## [GOAL OF THE EXERCISE]
Look through the records and report how many lines include the word "legend", with no other words.

## [DATA SHOWN]
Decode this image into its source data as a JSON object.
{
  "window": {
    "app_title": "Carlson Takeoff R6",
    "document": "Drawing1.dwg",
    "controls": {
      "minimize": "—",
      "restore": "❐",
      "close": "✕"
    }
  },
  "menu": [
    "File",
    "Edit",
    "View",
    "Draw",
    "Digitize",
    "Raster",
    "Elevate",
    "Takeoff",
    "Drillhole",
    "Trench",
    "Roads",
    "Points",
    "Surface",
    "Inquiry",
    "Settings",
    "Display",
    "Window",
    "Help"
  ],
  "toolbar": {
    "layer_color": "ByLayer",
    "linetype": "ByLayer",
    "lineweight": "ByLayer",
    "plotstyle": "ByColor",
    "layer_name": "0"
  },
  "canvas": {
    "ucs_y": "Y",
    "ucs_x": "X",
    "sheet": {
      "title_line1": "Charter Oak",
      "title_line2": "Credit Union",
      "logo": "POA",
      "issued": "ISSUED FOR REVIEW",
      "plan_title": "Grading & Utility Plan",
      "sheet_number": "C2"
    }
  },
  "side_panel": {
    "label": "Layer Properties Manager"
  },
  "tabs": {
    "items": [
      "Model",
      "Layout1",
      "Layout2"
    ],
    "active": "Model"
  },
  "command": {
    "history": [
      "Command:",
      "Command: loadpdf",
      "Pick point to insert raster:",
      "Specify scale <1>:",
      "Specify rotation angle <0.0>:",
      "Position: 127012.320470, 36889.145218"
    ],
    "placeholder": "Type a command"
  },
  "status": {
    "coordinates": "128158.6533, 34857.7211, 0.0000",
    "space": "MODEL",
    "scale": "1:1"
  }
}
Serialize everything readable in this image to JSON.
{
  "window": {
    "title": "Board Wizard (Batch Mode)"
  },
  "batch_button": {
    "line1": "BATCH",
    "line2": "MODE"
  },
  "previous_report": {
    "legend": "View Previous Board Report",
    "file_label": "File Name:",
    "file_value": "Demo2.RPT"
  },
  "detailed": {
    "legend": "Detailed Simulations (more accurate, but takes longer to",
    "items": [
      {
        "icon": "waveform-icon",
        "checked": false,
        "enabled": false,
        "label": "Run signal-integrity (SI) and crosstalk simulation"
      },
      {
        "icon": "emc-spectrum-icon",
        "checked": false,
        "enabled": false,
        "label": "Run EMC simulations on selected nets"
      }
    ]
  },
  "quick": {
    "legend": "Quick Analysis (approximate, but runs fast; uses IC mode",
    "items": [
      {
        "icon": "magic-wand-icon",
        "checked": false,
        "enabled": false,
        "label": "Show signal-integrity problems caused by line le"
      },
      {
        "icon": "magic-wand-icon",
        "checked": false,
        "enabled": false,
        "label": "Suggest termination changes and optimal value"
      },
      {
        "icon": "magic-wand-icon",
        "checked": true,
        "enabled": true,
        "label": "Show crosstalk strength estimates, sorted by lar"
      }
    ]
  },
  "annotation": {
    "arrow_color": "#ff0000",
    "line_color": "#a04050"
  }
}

## [PROBLEM SOLUTION]
3